Data entries for graphics
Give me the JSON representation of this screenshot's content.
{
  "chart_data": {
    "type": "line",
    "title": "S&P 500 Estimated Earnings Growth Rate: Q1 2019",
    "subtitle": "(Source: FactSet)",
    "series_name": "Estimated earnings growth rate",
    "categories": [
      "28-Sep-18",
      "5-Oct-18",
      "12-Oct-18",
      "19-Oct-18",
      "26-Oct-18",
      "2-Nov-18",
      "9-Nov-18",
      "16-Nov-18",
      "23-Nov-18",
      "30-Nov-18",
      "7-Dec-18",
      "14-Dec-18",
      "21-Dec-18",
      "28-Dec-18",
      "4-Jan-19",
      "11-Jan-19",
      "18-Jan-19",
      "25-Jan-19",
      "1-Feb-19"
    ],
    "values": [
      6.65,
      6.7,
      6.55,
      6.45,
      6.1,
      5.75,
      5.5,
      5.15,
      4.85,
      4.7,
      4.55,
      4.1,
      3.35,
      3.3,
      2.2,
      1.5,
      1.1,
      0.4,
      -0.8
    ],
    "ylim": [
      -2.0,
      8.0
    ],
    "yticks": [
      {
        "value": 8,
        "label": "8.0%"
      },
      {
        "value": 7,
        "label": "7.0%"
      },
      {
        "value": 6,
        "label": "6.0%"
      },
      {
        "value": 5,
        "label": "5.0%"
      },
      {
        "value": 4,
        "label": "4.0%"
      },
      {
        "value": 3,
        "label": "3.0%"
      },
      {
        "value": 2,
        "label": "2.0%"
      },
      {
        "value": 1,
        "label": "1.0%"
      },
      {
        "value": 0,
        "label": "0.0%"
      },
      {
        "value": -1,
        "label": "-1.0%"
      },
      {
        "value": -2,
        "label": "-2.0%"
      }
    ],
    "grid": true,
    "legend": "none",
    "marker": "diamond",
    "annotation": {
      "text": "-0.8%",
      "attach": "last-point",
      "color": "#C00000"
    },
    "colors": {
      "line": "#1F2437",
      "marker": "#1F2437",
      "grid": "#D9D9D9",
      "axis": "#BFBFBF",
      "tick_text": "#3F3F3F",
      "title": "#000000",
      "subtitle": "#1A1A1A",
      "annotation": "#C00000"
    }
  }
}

AIM:
Write down only how many lines in the listing contain the word "label".

THE SOLUTION:
11